• [给定任务 1] 请把记录从开头到含有“likes-stat[interactable]: 807 Likes”的那一行(首尾两行都算在内)整理成编号列表,空行不要保留。

软件准备信息,详见Spark2.2.0集群搭建部署之【软件准备篇】
基础配置信息,详见Spark2.2.0集群搭建部署之【基础配置篇】
SSH无密访问,详见park2.2.0集群搭建部署之【无密访问篇】
将hadoop-2.7.7.tar.gz 进行解压
tar -zxvf hadoop-2.7.7.tar.gz
配置环境变量信息,vi /etc/profile
export HADOOP_HOME=/root/xdb/hadoop-2.7.7
export PATH=$PATH:$HADOOP_HOME/bin
export PATH=$PATH:$HADOOP_HOME/sbin
export HADOOP_MAPRED_HOME=$HADOOP_HOME
export HADOOP_COMMON_HOME=$HADOOP_HOME
export HADOOP_HDFS_HOME=$HADOOP_HOME
export YARN_HOME=$HADOOP_HOME
export HADOOP_ROOT_LOGGER=INFO,console
export HADOOP_COMMON_LIB_NATIVE_DIR=$HADOOP_HOME/lib/native
export HADOOP_OPTS="-Djava.library.path=$HADOOP_HOME/lib"
刷新配置, source /etc/profile,以上配置在各个机器均做此操作。

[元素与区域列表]

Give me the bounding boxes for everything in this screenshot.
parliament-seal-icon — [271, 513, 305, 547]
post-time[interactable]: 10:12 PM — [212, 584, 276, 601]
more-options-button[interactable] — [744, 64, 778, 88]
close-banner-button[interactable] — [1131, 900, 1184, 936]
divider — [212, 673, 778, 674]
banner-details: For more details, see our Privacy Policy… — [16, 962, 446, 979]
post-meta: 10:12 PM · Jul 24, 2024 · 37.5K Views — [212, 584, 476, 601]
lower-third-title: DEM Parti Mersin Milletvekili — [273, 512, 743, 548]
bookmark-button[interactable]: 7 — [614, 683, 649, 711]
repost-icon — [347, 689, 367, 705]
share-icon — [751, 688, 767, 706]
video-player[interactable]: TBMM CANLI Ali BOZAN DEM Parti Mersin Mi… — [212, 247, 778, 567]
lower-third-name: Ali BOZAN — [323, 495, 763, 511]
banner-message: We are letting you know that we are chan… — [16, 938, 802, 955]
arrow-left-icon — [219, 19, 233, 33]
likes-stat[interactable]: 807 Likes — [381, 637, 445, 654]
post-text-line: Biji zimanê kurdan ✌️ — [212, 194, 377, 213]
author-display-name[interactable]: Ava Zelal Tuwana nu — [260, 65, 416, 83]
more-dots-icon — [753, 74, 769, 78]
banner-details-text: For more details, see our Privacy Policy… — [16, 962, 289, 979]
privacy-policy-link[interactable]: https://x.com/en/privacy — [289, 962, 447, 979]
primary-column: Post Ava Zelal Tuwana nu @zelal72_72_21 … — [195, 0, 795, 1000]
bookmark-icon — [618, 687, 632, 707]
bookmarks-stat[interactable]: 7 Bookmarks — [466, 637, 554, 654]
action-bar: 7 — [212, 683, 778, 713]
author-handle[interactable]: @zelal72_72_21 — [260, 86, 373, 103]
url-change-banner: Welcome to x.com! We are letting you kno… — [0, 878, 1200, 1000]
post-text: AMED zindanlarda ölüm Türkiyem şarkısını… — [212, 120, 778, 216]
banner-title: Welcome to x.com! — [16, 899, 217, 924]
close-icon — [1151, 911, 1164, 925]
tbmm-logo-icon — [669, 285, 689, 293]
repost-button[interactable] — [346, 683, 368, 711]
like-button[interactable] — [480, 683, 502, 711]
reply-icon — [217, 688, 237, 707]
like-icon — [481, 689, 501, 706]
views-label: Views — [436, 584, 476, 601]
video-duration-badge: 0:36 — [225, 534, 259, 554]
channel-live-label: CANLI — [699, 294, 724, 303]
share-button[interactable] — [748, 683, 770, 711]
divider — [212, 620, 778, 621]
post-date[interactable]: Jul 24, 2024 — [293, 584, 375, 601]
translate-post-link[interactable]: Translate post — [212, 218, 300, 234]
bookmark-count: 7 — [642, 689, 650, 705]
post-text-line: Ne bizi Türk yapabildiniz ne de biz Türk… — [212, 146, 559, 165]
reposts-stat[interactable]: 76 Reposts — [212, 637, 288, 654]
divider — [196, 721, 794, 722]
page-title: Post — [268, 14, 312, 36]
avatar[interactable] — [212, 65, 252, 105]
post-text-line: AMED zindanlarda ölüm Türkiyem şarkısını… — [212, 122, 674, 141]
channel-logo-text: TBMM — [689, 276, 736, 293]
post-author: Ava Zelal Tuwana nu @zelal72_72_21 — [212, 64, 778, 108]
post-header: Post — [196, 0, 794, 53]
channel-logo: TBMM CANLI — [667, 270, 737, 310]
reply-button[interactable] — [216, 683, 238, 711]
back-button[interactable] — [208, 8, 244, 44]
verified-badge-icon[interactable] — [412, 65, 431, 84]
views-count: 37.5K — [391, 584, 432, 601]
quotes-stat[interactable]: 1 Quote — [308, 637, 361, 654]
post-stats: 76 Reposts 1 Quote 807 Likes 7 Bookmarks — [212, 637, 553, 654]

• [给定任务 2] 选定段落中,环境变量 HADOOP_HOME 被设成了哪个路径?

• [最终结果 1]
1. Give me the bounding boxes for everything in this screenshot.
2. parliament-seal-icon — [271, 513, 305, 547]
3. post-time[interactable]: 10:12 PM — [212, 584, 276, 601]
4. more-options-button[interactable] — [744, 64, 778, 88]
5. close-banner-button[interactable] — [1131, 900, 1184, 936]
6. divider — [212, 673, 778, 674]
7. banner-details: For more details, see our Privacy Policy… — [16, 962, 446, 979]
8. post-meta: 10:12 PM · Jul 24, 2024 · 37.5K Views — [212, 584, 476, 601]
9. lower-third-title: DEM Parti Mersin Milletvekili — [273, 512, 743, 548]
10. bookmark-button[interactable]: 7 — [614, 683, 649, 711]
11. repost-icon — [347, 689, 367, 705]
12. share-icon — [751, 688, 767, 706]
13. video-player[interactable]: TBMM CANLI Ali BOZAN DEM Parti Mersin Mi… — [212, 247, 778, 567]
14. lower-third-name: Ali BOZAN — [323, 495, 763, 511]
15. banner-message: We are letting you know that we are chan… — [16, 938, 802, 955]
16. arrow-left-icon — [219, 19, 233, 33]
17. likes-stat[interactable]: 807 Likes — [381, 637, 445, 654]

• [最终结果 2] /root/xdb/hadoop-2.7.7